◆ Exercise objective
Select all lines holding the word "Tensión" from the entries that follow.

◆ Record list
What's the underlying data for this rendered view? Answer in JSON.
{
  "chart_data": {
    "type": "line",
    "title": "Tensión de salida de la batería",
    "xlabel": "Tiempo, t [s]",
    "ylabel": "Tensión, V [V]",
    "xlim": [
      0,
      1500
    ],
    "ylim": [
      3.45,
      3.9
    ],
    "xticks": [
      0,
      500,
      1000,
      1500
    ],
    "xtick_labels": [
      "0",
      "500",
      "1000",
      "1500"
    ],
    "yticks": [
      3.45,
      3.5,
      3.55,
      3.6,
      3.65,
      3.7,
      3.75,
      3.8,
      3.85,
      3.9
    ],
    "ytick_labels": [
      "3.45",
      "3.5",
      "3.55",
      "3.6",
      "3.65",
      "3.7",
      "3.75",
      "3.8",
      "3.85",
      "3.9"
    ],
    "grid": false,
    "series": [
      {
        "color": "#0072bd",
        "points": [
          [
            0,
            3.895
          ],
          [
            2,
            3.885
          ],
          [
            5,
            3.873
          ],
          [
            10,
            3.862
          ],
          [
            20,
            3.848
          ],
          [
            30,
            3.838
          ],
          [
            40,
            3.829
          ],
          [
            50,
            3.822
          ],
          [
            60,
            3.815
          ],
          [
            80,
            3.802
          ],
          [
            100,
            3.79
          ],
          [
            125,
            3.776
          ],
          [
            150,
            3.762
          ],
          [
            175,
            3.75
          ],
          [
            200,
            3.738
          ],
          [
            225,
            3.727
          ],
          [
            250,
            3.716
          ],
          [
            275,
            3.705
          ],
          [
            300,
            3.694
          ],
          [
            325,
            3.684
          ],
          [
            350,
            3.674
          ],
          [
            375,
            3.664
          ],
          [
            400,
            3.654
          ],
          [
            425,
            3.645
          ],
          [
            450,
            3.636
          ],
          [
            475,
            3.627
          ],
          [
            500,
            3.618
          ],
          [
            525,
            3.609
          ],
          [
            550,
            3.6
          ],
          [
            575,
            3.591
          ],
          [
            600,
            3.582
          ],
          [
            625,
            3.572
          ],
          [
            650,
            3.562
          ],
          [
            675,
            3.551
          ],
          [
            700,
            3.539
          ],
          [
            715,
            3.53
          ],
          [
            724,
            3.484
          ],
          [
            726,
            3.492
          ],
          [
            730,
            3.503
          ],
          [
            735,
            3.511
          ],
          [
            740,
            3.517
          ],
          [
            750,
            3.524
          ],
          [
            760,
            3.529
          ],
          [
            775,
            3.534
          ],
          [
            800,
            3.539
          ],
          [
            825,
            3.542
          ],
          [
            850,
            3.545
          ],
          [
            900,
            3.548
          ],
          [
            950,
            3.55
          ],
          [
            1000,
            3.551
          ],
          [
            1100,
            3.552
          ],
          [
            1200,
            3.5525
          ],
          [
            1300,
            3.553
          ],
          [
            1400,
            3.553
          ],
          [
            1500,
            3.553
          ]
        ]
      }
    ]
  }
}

◆ Full solution
    "title": "Tensión de salida de la batería",
    "ylabel": "Tensión, V [V]",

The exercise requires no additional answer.